_Dataset entries on figures_
□ □ □ □ □

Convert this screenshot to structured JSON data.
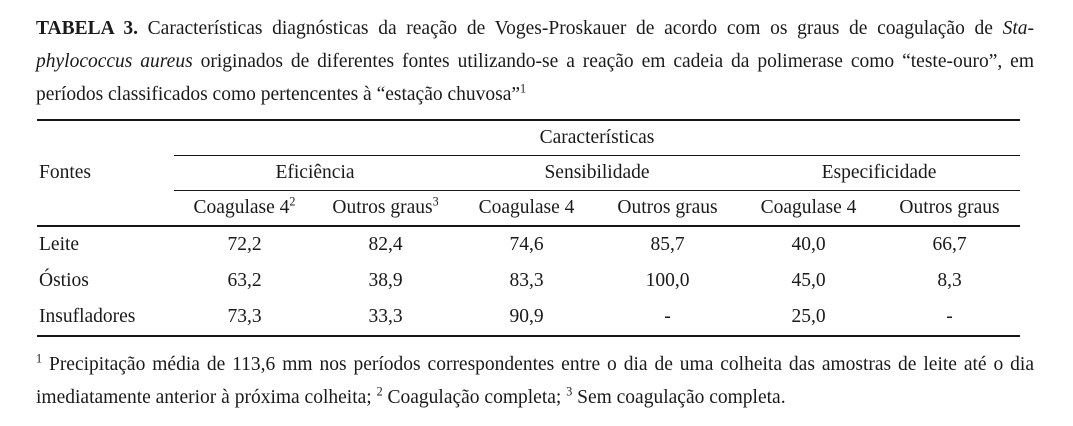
{
  "caption": {
    "label": "TABELA 3.",
    "line1_text": "Características diagnósticas da reação de Voges-Proskauer de acordo com os graus de coagulação de",
    "line1_italic": "Sta-",
    "line2_italic": "phylococcus aureus",
    "line2_text": "originados de diferentes fontes utilizando-se a reação em cadeia da polimerase como “teste-ouro”, em",
    "line3_text": "períodos classificados como pertencentes à “estação chuvosa”",
    "footnote_ref": "1"
  },
  "table": {
    "row_header_label": "Fontes",
    "top_header": "Características",
    "groups": [
      {
        "label": "Eficiência"
      },
      {
        "label": "Sensibilidade"
      },
      {
        "label": "Especificidade"
      }
    ],
    "columns": [
      {
        "label": "Coagulase 4",
        "sup": "2"
      },
      {
        "label": "Outros graus",
        "sup": "3"
      },
      {
        "label": "Coagulase 4",
        "sup": ""
      },
      {
        "label": "Outros graus",
        "sup": ""
      },
      {
        "label": "Coagulase 4",
        "sup": ""
      },
      {
        "label": "Outros graus",
        "sup": ""
      }
    ],
    "rows": [
      {
        "fonte": "Leite",
        "values": [
          "72,2",
          "82,4",
          "74,6",
          "85,7",
          "40,0",
          "66,7"
        ]
      },
      {
        "fonte": "Óstios",
        "values": [
          "63,2",
          "38,9",
          "83,3",
          "100,0",
          "45,0",
          "8,3"
        ]
      },
      {
        "fonte": "Insufladores",
        "values": [
          "73,3",
          "33,3",
          "90,9",
          "-",
          "25,0",
          "-"
        ]
      }
    ]
  },
  "footnote": {
    "sup1": "1",
    "line1_text": "Precipitação média de 113,6 mm nos períodos correspondentes entre o dia de uma colheita das amostras de leite até o dia",
    "line2_part1": "imediatamente anterior à próxima colheita;",
    "sup2": "2",
    "line2_part2": "Coagulação completa;",
    "sup3": "3",
    "line2_part3": "Sem coagulação completa."
  },
  "colors": {
    "text": "#1a1a1a",
    "rule": "#161616",
    "background": "#ffffff"
  }
}
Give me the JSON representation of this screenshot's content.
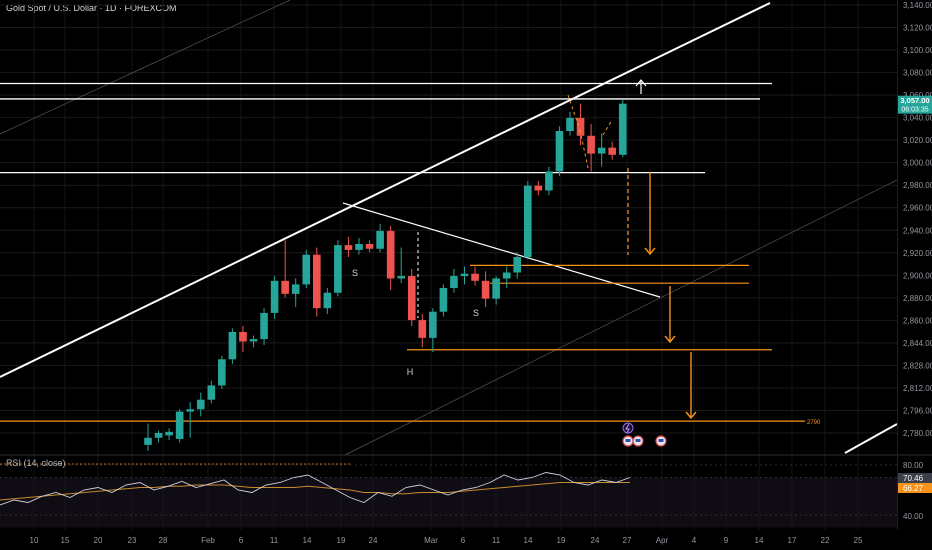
{
  "symbol_title": "Gold Spot / U.S. Dollar · 1D · FOREXCOM",
  "colors": {
    "background": "#000000",
    "up": "#26a69a",
    "down": "#ef5350",
    "level_orange": "#f7931a",
    "trend_white": "#ffffff",
    "rsi_line": "#cfd2da",
    "rsi_ma": "#c88a2c",
    "price_badge": "#26a69a",
    "rsi_badge": "#f7931a"
  },
  "chart_data": [
    {
      "type": "candlestick",
      "price_axis_labels": [
        "3,140.00",
        "3,120.00",
        "3,100.00",
        "3,080.00",
        "3,060.00",
        "3,040.00",
        "3,020.00",
        "3,000.00",
        "2,980.00",
        "2,960.00",
        "2,940.00",
        "2,920.00",
        "2,900.00",
        "2,880.00",
        "2,860.00",
        "2,844.00",
        "2,828.00",
        "2,812.00",
        "2,796.00",
        "2,780.00"
      ],
      "date_axis_labels": [
        "10",
        "15",
        "20",
        "23",
        "28",
        "Feb",
        "6",
        "11",
        "14",
        "19",
        "24",
        "Mar",
        "6",
        "11",
        "14",
        "19",
        "24",
        "27",
        "Apr",
        "4",
        "9",
        "14",
        "17",
        "22",
        "25"
      ],
      "candles": [
        {
          "o": 2770,
          "h": 2788,
          "l": 2765,
          "c": 2776
        },
        {
          "o": 2776,
          "h": 2782,
          "l": 2772,
          "c": 2780
        },
        {
          "o": 2778,
          "h": 2784,
          "l": 2774,
          "c": 2781
        },
        {
          "o": 2775,
          "h": 2800,
          "l": 2772,
          "c": 2798
        },
        {
          "o": 2798,
          "h": 2806,
          "l": 2776,
          "c": 2800
        },
        {
          "o": 2800,
          "h": 2814,
          "l": 2794,
          "c": 2808
        },
        {
          "o": 2808,
          "h": 2824,
          "l": 2805,
          "c": 2820
        },
        {
          "o": 2820,
          "h": 2845,
          "l": 2817,
          "c": 2842
        },
        {
          "o": 2842,
          "h": 2868,
          "l": 2838,
          "c": 2865
        },
        {
          "o": 2865,
          "h": 2870,
          "l": 2848,
          "c": 2857
        },
        {
          "o": 2857,
          "h": 2862,
          "l": 2852,
          "c": 2859
        },
        {
          "o": 2859,
          "h": 2885,
          "l": 2854,
          "c": 2881
        },
        {
          "o": 2881,
          "h": 2912,
          "l": 2876,
          "c": 2908
        },
        {
          "o": 2908,
          "h": 2942,
          "l": 2894,
          "c": 2897
        },
        {
          "o": 2897,
          "h": 2910,
          "l": 2886,
          "c": 2905
        },
        {
          "o": 2905,
          "h": 2934,
          "l": 2902,
          "c": 2930
        },
        {
          "o": 2930,
          "h": 2936,
          "l": 2878,
          "c": 2885
        },
        {
          "o": 2885,
          "h": 2902,
          "l": 2880,
          "c": 2898
        },
        {
          "o": 2898,
          "h": 2942,
          "l": 2895,
          "c": 2938
        },
        {
          "o": 2938,
          "h": 2945,
          "l": 2928,
          "c": 2934
        },
        {
          "o": 2934,
          "h": 2944,
          "l": 2930,
          "c": 2939
        },
        {
          "o": 2939,
          "h": 2942,
          "l": 2932,
          "c": 2935
        },
        {
          "o": 2935,
          "h": 2956,
          "l": 2932,
          "c": 2950
        },
        {
          "o": 2950,
          "h": 2954,
          "l": 2900,
          "c": 2910
        },
        {
          "o": 2910,
          "h": 2936,
          "l": 2906,
          "c": 2912
        },
        {
          "o": 2912,
          "h": 2918,
          "l": 2870,
          "c": 2875
        },
        {
          "o": 2875,
          "h": 2880,
          "l": 2852,
          "c": 2860
        },
        {
          "o": 2860,
          "h": 2885,
          "l": 2848,
          "c": 2882
        },
        {
          "o": 2882,
          "h": 2905,
          "l": 2878,
          "c": 2902
        },
        {
          "o": 2902,
          "h": 2918,
          "l": 2898,
          "c": 2912
        },
        {
          "o": 2912,
          "h": 2920,
          "l": 2905,
          "c": 2914
        },
        {
          "o": 2914,
          "h": 2920,
          "l": 2904,
          "c": 2908
        },
        {
          "o": 2908,
          "h": 2916,
          "l": 2886,
          "c": 2893
        },
        {
          "o": 2893,
          "h": 2912,
          "l": 2888,
          "c": 2910
        },
        {
          "o": 2910,
          "h": 2920,
          "l": 2902,
          "c": 2915
        },
        {
          "o": 2915,
          "h": 2932,
          "l": 2910,
          "c": 2928
        },
        {
          "o": 2928,
          "h": 2992,
          "l": 2926,
          "c": 2988
        },
        {
          "o": 2988,
          "h": 2992,
          "l": 2980,
          "c": 2984
        },
        {
          "o": 2984,
          "h": 3004,
          "l": 2980,
          "c": 3000
        },
        {
          "o": 3000,
          "h": 3038,
          "l": 2996,
          "c": 3034
        },
        {
          "o": 3034,
          "h": 3050,
          "l": 3030,
          "c": 3045
        },
        {
          "o": 3045,
          "h": 3057,
          "l": 3022,
          "c": 3030
        },
        {
          "o": 3030,
          "h": 3040,
          "l": 3000,
          "c": 3015
        },
        {
          "o": 3015,
          "h": 3032,
          "l": 3004,
          "c": 3020
        },
        {
          "o": 3020,
          "h": 3025,
          "l": 3010,
          "c": 3014
        },
        {
          "o": 3014,
          "h": 3060,
          "l": 3012,
          "c": 3057
        }
      ],
      "current_price": {
        "label": "3,057.00",
        "countdown": "06:03:35"
      },
      "horizontal_levels": [
        {
          "price": 3074,
          "color": "white"
        },
        {
          "price": 3061,
          "color": "white"
        },
        {
          "price": 2999,
          "color": "white"
        },
        {
          "price": 2921,
          "color": "orange"
        },
        {
          "price": 2906,
          "color": "orange"
        },
        {
          "price": 2850,
          "color": "orange"
        },
        {
          "price": 2790,
          "color": "orange",
          "label": "2790"
        }
      ],
      "annotations": [
        "S",
        "H",
        "S"
      ]
    },
    {
      "type": "line",
      "title": "RSI (14, close)",
      "axis_labels": [
        "80.00",
        "40.00"
      ],
      "current_values": [
        "70.46",
        "66.27"
      ],
      "rsi": [
        48,
        52,
        50,
        55,
        58,
        54,
        60,
        62,
        58,
        64,
        66,
        60,
        63,
        67,
        62,
        65,
        68,
        60,
        58,
        64,
        66,
        70,
        72,
        66,
        60,
        54,
        50,
        58,
        55,
        62,
        64,
        60,
        56,
        60,
        62,
        66,
        72,
        68,
        70,
        74,
        72,
        66,
        64,
        68,
        66,
        70
      ],
      "rsi_ma": [
        52,
        53,
        54,
        55,
        56,
        57,
        58,
        59,
        60,
        61,
        62,
        62,
        63,
        63,
        64,
        64,
        64,
        63,
        62,
        62,
        62,
        62,
        63,
        62,
        61,
        60,
        58,
        58,
        57,
        57,
        58,
        58,
        58,
        59,
        60,
        61,
        62,
        63,
        64,
        65,
        66,
        66,
        66,
        66,
        66,
        66
      ]
    }
  ]
}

□ □ □ □ □

_WHAT YOU NEED TO DO_
In the entries above, count each line with "reação"; reply with the total only.

_WRITTEN RESPONSE_
2